■ **Work required**: In the entries below, count every line containing "agar". Reply with the number alone.

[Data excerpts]
┄┄┄┄┄┄

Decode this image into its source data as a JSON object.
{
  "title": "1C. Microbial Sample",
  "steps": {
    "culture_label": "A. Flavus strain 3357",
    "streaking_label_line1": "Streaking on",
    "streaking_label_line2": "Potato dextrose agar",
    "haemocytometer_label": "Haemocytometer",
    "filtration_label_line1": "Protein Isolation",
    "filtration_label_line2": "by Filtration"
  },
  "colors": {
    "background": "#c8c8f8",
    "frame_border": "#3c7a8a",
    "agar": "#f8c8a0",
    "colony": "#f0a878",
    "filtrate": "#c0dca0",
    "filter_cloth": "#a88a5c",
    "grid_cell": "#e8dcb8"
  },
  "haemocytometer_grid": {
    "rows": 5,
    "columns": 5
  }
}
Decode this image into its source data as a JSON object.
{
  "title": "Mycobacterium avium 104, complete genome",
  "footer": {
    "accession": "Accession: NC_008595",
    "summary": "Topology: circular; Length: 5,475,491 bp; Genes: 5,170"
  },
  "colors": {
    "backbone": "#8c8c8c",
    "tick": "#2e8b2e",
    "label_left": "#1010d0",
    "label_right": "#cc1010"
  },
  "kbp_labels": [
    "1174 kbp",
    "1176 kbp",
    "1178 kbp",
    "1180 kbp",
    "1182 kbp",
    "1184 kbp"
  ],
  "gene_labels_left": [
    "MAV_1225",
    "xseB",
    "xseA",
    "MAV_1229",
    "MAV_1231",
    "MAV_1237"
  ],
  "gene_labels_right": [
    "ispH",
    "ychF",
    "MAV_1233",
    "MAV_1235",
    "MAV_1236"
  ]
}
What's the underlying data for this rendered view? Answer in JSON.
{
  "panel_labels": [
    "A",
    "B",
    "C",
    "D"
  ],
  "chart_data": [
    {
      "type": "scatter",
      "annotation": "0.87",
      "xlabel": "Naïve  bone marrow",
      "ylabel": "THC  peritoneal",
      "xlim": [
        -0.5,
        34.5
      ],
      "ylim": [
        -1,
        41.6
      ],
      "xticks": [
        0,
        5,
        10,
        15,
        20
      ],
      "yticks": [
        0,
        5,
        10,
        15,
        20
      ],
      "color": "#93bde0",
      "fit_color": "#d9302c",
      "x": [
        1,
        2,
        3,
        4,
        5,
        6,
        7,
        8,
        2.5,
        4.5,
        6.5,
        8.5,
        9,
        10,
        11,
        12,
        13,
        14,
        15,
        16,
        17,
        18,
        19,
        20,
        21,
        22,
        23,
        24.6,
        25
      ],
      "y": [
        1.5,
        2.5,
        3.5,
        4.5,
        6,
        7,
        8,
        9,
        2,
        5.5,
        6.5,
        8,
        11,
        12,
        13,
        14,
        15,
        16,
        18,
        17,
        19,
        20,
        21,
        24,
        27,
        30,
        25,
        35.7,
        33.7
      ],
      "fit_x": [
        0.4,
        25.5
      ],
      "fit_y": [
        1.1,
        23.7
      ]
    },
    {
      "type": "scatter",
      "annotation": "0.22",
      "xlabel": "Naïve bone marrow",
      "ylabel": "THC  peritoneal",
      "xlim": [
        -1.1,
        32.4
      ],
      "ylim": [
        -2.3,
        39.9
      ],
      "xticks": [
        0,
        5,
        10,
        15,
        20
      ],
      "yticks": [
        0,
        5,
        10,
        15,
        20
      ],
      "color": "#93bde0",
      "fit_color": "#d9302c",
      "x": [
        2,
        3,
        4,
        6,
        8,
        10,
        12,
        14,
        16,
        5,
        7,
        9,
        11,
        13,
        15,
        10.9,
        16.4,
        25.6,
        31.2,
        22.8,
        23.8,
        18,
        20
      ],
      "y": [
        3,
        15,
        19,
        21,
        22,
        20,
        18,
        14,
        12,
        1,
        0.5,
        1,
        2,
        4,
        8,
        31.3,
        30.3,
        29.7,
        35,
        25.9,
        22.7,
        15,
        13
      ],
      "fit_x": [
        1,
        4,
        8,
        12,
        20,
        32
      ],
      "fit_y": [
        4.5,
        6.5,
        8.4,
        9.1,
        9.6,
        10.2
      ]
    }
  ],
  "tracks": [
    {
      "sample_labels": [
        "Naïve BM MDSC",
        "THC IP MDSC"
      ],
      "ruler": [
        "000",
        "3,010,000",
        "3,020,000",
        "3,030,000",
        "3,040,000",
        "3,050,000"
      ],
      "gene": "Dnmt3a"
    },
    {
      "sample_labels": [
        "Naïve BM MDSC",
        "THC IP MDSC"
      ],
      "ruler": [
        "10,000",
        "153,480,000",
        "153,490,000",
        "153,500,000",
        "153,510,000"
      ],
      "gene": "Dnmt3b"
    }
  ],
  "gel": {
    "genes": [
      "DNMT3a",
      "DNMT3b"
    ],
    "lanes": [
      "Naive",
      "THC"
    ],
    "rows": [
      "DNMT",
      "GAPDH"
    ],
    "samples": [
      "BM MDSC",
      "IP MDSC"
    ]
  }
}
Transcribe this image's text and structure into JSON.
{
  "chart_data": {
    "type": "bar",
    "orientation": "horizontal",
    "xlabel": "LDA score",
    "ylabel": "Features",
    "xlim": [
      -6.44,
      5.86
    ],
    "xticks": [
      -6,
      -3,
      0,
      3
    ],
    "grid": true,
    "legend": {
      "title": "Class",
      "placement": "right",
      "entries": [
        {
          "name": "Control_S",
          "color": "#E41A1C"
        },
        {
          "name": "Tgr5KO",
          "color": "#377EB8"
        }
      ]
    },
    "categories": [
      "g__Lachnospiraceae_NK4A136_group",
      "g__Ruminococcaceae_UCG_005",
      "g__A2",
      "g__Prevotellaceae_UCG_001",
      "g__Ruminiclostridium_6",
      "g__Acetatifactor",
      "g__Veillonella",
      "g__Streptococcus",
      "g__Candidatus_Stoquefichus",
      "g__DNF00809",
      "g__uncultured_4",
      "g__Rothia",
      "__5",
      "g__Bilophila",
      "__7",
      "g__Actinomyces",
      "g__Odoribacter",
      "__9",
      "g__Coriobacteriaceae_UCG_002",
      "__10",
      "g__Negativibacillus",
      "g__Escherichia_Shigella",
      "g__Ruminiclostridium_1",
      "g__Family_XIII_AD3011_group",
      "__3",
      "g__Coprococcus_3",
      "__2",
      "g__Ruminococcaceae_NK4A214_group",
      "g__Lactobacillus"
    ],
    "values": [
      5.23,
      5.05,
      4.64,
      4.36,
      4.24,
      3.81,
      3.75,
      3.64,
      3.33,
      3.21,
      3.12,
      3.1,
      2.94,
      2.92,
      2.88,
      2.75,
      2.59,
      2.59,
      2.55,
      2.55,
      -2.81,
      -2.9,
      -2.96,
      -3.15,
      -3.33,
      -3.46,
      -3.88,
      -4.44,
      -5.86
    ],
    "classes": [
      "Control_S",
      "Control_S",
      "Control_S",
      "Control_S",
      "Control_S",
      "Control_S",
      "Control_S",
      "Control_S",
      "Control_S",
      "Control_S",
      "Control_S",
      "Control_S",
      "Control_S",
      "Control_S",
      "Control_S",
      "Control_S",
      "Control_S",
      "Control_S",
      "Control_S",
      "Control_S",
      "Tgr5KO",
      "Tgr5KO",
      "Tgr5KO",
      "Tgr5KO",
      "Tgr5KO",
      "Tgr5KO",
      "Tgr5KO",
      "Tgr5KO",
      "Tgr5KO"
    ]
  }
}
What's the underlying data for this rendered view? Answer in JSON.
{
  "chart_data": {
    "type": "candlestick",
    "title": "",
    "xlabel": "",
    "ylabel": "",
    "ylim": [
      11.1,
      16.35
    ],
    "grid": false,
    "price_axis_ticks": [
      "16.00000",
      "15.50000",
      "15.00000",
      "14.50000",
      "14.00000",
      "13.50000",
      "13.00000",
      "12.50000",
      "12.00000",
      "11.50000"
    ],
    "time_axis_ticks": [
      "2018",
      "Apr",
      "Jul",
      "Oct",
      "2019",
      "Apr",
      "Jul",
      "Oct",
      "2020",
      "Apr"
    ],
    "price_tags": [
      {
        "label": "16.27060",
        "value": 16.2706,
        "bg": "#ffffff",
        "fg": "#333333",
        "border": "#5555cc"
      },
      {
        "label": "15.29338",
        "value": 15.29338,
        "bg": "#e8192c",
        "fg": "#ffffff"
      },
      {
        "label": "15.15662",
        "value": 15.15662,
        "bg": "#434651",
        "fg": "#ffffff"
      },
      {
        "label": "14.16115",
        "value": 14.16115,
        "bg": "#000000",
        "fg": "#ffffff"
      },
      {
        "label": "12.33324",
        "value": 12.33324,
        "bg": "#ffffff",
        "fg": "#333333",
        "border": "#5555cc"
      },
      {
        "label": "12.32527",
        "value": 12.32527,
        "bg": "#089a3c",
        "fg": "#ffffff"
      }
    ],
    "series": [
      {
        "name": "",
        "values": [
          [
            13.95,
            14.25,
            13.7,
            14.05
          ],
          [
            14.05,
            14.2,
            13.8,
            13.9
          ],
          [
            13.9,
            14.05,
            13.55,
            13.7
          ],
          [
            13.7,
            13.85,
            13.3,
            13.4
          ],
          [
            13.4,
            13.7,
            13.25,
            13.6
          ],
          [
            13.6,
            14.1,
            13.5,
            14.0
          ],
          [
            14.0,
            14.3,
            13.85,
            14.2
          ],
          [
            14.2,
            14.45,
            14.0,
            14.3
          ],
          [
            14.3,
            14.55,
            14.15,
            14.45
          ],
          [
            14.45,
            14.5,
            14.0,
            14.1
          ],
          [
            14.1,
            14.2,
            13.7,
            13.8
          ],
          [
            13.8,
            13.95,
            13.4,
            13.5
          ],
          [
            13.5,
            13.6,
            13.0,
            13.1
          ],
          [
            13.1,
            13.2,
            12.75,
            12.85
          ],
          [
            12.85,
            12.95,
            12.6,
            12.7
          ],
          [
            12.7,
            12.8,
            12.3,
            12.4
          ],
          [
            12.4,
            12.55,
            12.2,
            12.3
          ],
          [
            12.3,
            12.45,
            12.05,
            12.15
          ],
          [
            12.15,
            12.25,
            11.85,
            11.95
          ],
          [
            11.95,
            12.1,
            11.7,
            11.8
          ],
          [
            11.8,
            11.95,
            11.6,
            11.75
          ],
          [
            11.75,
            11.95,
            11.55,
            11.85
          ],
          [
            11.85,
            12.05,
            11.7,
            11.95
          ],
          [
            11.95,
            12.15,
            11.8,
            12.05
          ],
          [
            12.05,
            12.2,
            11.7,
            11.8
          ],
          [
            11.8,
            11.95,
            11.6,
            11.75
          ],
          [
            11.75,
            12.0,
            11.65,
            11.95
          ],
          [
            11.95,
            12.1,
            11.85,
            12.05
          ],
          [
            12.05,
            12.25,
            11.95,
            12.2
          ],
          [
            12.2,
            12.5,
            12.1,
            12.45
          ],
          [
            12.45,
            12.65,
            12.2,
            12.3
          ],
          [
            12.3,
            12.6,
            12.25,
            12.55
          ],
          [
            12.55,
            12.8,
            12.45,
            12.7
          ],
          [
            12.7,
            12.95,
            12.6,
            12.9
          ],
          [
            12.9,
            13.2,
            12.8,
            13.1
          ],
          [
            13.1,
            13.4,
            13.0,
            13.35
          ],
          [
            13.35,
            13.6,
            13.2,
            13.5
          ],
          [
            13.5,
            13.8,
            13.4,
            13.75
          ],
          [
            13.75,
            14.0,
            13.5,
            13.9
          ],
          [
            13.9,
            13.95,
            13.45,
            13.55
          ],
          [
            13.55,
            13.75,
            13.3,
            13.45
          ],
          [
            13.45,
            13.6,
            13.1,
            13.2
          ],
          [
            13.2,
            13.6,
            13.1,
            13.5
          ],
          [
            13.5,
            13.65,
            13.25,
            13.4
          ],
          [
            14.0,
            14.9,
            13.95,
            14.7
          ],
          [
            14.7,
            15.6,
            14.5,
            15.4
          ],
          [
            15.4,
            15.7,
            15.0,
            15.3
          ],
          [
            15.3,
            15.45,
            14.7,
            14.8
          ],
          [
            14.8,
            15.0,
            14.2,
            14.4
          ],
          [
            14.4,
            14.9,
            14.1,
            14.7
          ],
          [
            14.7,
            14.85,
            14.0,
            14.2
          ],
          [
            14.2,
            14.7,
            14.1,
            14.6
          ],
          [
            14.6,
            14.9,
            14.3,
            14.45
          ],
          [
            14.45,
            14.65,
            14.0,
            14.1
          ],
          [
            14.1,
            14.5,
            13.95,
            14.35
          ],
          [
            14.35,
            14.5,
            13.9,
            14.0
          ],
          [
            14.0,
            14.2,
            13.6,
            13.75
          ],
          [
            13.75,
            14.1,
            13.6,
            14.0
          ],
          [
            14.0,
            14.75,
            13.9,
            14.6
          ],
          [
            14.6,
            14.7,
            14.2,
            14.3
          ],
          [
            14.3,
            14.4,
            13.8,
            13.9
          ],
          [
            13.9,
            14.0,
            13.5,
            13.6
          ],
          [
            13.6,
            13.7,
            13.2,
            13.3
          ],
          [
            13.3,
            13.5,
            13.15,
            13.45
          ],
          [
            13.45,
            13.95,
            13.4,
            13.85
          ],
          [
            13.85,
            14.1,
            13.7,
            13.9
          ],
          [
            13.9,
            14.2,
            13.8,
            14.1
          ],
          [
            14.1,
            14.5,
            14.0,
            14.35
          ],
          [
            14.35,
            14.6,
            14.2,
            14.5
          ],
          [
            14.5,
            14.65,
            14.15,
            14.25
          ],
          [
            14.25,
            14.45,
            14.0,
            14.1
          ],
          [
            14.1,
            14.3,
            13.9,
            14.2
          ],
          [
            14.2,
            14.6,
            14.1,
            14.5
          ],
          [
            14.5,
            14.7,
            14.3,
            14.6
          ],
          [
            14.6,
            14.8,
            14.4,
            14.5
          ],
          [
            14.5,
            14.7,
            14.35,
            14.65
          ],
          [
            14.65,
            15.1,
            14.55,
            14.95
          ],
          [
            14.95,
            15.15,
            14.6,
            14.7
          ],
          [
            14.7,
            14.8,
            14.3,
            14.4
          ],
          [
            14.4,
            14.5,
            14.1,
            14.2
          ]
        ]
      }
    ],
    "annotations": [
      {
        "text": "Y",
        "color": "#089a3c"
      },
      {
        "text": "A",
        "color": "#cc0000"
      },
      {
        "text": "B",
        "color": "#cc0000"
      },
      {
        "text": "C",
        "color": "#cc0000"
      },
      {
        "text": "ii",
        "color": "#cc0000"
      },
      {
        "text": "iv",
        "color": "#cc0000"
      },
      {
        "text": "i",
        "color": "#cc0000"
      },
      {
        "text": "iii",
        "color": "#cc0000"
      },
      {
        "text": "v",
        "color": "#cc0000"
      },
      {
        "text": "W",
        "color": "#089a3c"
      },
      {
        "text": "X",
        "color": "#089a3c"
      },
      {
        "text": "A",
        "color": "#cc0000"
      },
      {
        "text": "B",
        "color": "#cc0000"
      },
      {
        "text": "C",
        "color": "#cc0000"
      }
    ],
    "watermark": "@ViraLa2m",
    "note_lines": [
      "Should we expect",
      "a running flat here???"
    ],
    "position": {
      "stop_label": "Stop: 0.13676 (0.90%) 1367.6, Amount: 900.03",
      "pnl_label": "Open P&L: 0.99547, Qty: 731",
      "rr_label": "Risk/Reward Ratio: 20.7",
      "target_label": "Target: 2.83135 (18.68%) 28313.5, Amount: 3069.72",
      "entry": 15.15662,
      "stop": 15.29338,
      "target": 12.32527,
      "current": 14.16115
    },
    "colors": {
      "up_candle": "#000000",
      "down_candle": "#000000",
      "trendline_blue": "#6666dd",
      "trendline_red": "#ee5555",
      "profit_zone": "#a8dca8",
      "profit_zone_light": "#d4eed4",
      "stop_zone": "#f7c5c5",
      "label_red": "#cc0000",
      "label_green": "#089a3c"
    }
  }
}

┄┄┄┄┄┄

■ **Solution to this exercise**: 2